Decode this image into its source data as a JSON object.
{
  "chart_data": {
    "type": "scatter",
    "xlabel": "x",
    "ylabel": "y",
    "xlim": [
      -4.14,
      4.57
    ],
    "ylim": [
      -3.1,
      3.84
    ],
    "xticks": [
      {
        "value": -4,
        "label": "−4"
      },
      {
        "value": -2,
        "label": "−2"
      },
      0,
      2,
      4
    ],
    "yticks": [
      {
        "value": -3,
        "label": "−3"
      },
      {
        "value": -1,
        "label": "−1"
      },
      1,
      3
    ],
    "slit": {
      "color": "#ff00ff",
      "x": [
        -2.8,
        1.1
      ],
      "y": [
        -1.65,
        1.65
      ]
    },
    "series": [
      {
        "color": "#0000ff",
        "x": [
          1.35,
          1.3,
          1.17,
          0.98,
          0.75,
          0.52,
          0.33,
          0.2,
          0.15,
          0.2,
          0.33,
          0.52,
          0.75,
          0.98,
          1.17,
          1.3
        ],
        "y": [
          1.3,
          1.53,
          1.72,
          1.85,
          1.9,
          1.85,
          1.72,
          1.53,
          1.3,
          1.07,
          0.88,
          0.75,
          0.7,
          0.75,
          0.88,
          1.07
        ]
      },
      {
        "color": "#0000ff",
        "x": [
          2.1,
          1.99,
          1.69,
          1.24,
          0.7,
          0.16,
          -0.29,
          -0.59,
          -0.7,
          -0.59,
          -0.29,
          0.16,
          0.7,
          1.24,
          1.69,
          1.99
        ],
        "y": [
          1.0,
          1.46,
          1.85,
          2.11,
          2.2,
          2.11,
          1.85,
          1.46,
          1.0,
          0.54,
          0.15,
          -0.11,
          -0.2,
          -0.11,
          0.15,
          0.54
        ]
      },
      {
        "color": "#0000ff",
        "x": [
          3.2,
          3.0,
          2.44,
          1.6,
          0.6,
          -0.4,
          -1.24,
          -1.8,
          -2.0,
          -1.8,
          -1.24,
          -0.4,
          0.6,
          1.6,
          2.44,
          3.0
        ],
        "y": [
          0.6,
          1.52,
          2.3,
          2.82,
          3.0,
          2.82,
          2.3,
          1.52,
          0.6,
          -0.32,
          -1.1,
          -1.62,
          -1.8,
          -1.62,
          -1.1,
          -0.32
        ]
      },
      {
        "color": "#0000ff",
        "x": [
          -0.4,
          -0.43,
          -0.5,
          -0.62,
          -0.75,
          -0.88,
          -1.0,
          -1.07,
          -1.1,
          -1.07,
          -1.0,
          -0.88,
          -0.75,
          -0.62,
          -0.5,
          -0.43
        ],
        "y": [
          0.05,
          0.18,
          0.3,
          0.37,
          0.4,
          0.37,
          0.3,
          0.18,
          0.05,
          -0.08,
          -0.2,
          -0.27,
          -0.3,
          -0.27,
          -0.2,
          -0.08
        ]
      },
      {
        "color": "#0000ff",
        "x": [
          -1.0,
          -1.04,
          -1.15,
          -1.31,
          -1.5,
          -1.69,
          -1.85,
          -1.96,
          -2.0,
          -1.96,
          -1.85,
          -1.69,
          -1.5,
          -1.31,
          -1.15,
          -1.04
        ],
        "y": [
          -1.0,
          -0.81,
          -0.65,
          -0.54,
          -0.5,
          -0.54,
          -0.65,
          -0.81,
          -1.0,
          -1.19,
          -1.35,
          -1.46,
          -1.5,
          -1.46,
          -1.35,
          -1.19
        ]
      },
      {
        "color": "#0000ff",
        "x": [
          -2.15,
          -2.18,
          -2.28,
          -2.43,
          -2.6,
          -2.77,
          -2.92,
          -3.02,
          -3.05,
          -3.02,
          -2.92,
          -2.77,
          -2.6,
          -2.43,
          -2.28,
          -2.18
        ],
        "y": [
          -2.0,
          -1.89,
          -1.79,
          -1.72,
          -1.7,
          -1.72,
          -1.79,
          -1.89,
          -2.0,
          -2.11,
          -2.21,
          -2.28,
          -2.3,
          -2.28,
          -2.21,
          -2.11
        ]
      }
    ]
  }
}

◆ **To do**: Copy all of the material word for word.

◆ **Exercise response**:
Decode this image into its source data as a JSON object.
{
  "chart_data": {
    "type": "scatter",
    "xlabel": "x",
    "ylabel": "y",
    "xlim": [
      -4.14,
      4.57
    ],
    "ylim": [
      -3.1,
      3.84
    ],
    "xticks": [
      {
        "value": -4,
        "label": "−4"
      },
      {
        "value": -2,
        "label": "−2"
      },
      0,
      2,
      4
    ],
    "yticks": [
      {
        "value": -3,
        "label": "−3"
      },
      {
        "value": -1,
        "label": "−1"
      },
      1,
      3
    ],
    "slit": {
      "color": "#ff00ff",
      "x": [
        -2.8,
        1.1
      ],
      "y": [
        -1.65,
        1.65
      ]
    },
    "series": [
      {
        "color": "#0000ff",
        "x": [
          1.35,
          1.3,
          1.17,
          0.98,
          0.75,
          0.52,
          0.33,
          0.2,
          0.15,
          0.2,
          0.33,
          0.52,
          0.75,
          0.98,
          1.17,
          1.3
        ],
        "y": [
          1.3,
          1.53,
          1.72,
          1.85,
          1.9,
          1.85,
          1.72,
          1.53,
          1.3,
          1.07,
          0.88,
          0.75,
          0.7,
          0.75,
          0.88,
          1.07
        ]
      },
      {
        "color": "#0000ff",
        "x": [
          2.1,
          1.99,
          1.69,
          1.24,
          0.7,
          0.16,
          -0.29,
          -0.59,
          -0.7,
          -0.59,
          -0.29,
          0.16,
          0.7,
          1.24,
          1.69,
          1.99
        ],
        "y": [
          1.0,
          1.46,
          1.85,
          2.11,
          2.2,
          2.11,
          1.85,
          1.46,
          1.0,
          0.54,
          0.15,
          -0.11,
          -0.2,
          -0.11,
          0.15,
          0.54
        ]
      },
      {
        "color": "#0000ff",
        "x": [
          3.2,
          3.0,
          2.44,
          1.6,
          0.6,
          -0.4,
          -1.24,
          -1.8,
          -2.0,
          -1.8,
          -1.24,
          -0.4,
          0.6,
          1.6,
          2.44,
          3.0
        ],
        "y": [
          0.6,
          1.52,
          2.3,
          2.82,
          3.0,
          2.82,
          2.3,
          1.52,
          0.6,
          -0.32,
          -1.1,
          -1.62,
          -1.8,
          -1.62,
          -1.1,
          -0.32
        ]
      },
      {
        "color": "#0000ff",
        "x": [
          -0.4,
          -0.43,
          -0.5,
          -0.62,
          -0.75,
          -0.88,
          -1.0,
          -1.07,
          -1.1,
          -1.07,
          -1.0,
          -0.88,
          -0.75,
          -0.62,
          -0.5,
          -0.43
        ],
        "y": [
          0.05,
          0.18,
          0.3,
          0.37,
          0.4,
          0.37,
          0.3,
          0.18,
          0.05,
          -0.08,
          -0.2,
          -0.27,
          -0.3,
          -0.27,
          -0.2,
          -0.08
        ]
      },
      {
        "color": "#0000ff",
        "x": [
          -1.0,
          -1.04,
          -1.15,
          -1.31,
          -1.5,
          -1.69,
          -1.85,
          -1.96,
          -2.0,
          -1.96,
          -1.85,
          -1.69,
          -1.5,
          -1.31,
          -1.15,
          -1.04
        ],
        "y": [
          -1.0,
          -0.81,
          -0.65,
          -0.54,
          -0.5,
          -0.54,
          -0.65,
          -0.81,
          -1.0,
          -1.19,
          -1.35,
          -1.46,
          -1.5,
          -1.46,
          -1.35,
          -1.19
        ]
      },
      {
        "color": "#0000ff",
        "x": [
          -2.15,
          -2.18,
          -2.28,
          -2.43,
          -2.6,
          -2.77,
          -2.92,
          -3.02,
          -3.05,
          -3.02,
          -2.92,
          -2.77,
          -2.6,
          -2.43,
          -2.28,
          -2.18
        ],
        "y": [
          -2.0,
          -1.89,
          -1.79,
          -1.72,
          -1.7,
          -1.72,
          -1.79,
          -1.89,
          -2.0,
          -2.11,
          -2.21,
          -2.28,
          -2.3,
          -2.28,
          -2.21,
          -2.11
        ]
      }
    ]
  }
}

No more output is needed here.